__PASSAGE SHOWN__:
Rarely do I snag anything from The New York Times or The Wall Street Journal as an entree into an essay on Adam Smith, Esq. (not because there’s anything the least wrong with them, but because I figure you’ve probably already seen it), but rules are made to have exceptions, so today I invite your attention to The Myth of Main Street, published in print yesterday in The Times’ “Sunday Review” opinion section. The author is one Louis Hyman (a name new to me), listed as an “economic historian”—an excellent start—and director of the Institute for Workplace Studies at the ILR School at Cornell.

What is “the myth of Main Street?” In Mr. Hyman’s recounting:

Main Street is a place but it is also an idea. It’s small-town retail. It’s locally owned shops selling products to hardworking townspeople. It’s neighbors with dependable blue-collar jobs in auto plants and coal mines. It’s a feeling of community and of having control over your life. It’s everything, in short, that seems threatened by global capitalism and cosmopolitan elites in big cities and fancy suburbs.

Mr. Hyman’s hook for his article is obviously—he says so—President Trump’s refrain of “making America great again,” which can without fear of contradiction be deemed to embrace “making Main Street great again.” (Yesterday, today, and always, ASE is resolutely nonpartisan and apolitical; my, and Mr. Hyman’s, recitation of our President’s slogan is fact not opinion, description not critique, and positive not normative economics.)

But is our idealized view of Main Street even feasible any more? Can we go back to a “great” Main Street again?

Certainly Americans have embraced this sentiment since the founding of the republic—it goes back to the agrarian Jeffersonians vs. the urban Hamiltonians (three guesses who my preferred Founding Father is on that score)—and has a durable pedigree running more or less on through Andrew Jackson, William Jennings Bryan, the widespread enactment of “fair trade” laws in the 1930’s (prohibiting retailers from discounting products and therefore stymieing the “low price” appeal of chain stores like A&P and Woolworth’s).

Despite all the dikes erected and obstacles put in the way of large, national companies, their inherent economic logic became irresistible. Shoppers gravitated to lower prices and wider selection—to Sears, Roebuck and then to A&P and Woolworth’s and then to Walmart and today, by all indications, to online in general and Amazon in particular. The data on this last point is indisputable: According to the WSJ, the S&P Retail Select Industry index is down 9.5% over the past year, versus a 14% gain for the S&P 500. Americans are voting with their wallets, as they always have, and as much as we might idealize a quaint, kinder and gentler past, we by and large prefer not to pay for it.

There are some exceptions:

It’s worth noting that the idealized Main Street is not a myth in some parts of America today. It exists, but only as a luxury consumer experience. Main Streets of small, independent boutiques and nonfranchised restaurants can be found in affluent college towns, in gentrified neighborhoods in Brooklyn and San Francisco, in tony suburbs — in any place where people have ample disposable income. Main Street requires shoppers who don’t really care about low prices. The dream of Main Street may be populist, but the reality is elitist. “Keep it local” campaigns are possible only when people are willing and able to pay to do so.

In hard-pressed rural communities and small towns, that isn’t an option. This is why the nostalgia for Main Street is so harmful: It raises false hopes, which when dashed fuel anger and despair. President Trump’s promises notwithstanding, there is no going back to an economic arrangement whose foundations were so shaky. (emphasis mine)

__MATERIAL PROVIDED__:
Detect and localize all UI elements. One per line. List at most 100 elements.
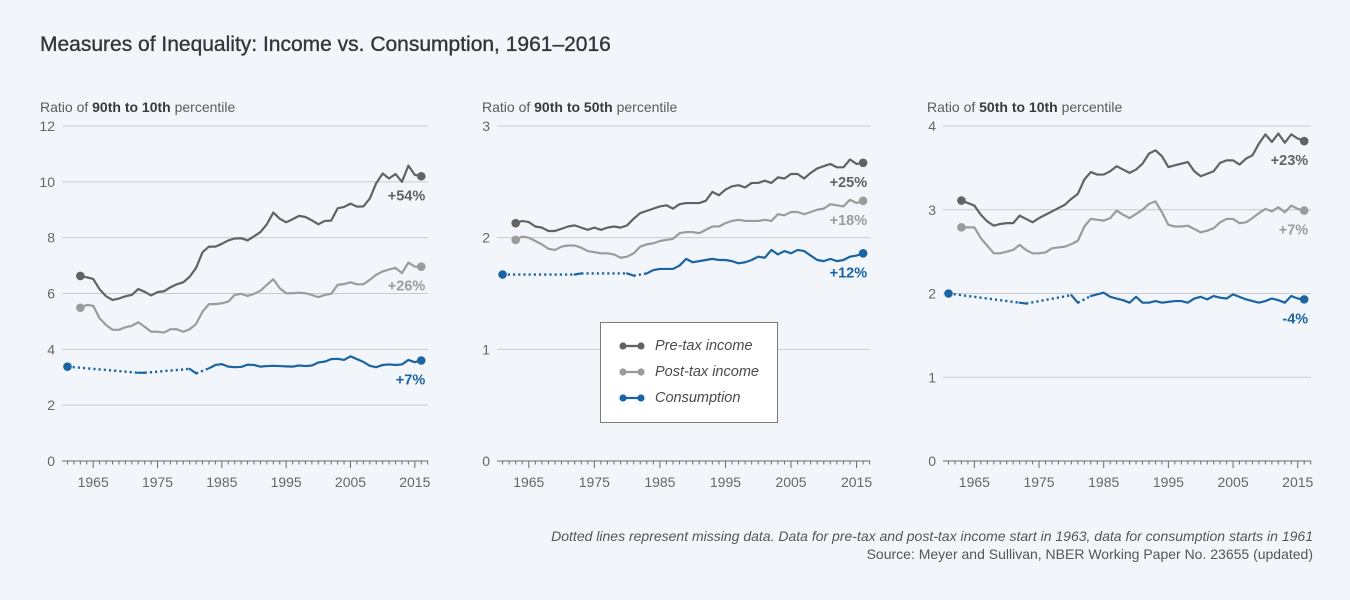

__EXERCISE TASKS__:
• A. Could you transcribe the passage from the essay on the myth of Main Street, starting with "Main Street is a" and going on through "and fancy suburbs."?
• B. Would you pick up the essay on the myth of Main Street after its final sentence and carry it forward?

__PER-TASK OUTPUTS__:
• A.
Main Street is a place but it is also an idea. It’s small-town retail. It’s locally owned shops selling products to hardworking townspeople. It’s neighbors with dependable blue-collar jobs in auto plants and coal mines. It’s a feeling of community and of having control over your life. It’s everything, in short, that seems threatened by global capitalism and cosmopolitan elites in big cities and fancy suburbs.

• B.
The flip side of the demand for cutesy and iconoclastic stores and restaurants is the demand for the people who worked there, and who worked on the farms, in the factories, and in the mining operations surrounding them: It has plummeted.

And the people inhabiting the tony enclaves Mr. Hyman cites have their own views on how to solve this as well, which, like their preference for boutique-y neighborhoods that come with a price, is not actually populist: It’s elitist. Many of the most well-meaning people assume, or actively promote, the notion that good jobs are reserved only for those who went to college, so it must be college for all, preferably with majors in science/technology/engineering/ math (STEM) or, better yet, computer programming. This is not only insanely impractical—it’s that on its face—but condescending and insulting, tantamount to the view that unless you’re like us you’re damaged goods.

So what’s the answer? And what on earth does all this have to do with Law Land?

Boiled down, The Myth of Main Street makes, to me, these points:

  • While Main Street was once “a viable engine of economic growth,” it has not been for some time.
  • Yearning to preserve an inferior economic model requires turning one’s back on the global economy and, perhaps even more delusional, sailing into the teeth of customer preferences to the contrary (lower prices, convenience, consistent quality and consistent experiences as a buyer).
  • And Mr. Hyman’s prescription for the un- and under-employed Americans in small towns and rural areas is worth attending to: In short, it’s to exploit the very skills you already have through global platforms available 24/7 offering marketplaces for what you can do.

And making the connection to Law Land even more pointed:

  • If clients seem to be less and less wedded to what we’ve been selling for a century and more—at least for the prices we’ve been commanding— the answer can’t be to behave as if there’s something wrong with the clients;
  • And while we may all yearn for the DUMBO Brooklyn neighborhood’s quirkiness or the je ne sais quoi of Ann Arbor, Berkeley, and Palo Alto, that’s no more helpful in the end than staking our firms’ futures on the tiny sliver of super-high-end, truly price-insensitive work. Cute. And good luck with that as a sustainable marketplace strategy.

Finally: To me, this is anything but a counsel of despair.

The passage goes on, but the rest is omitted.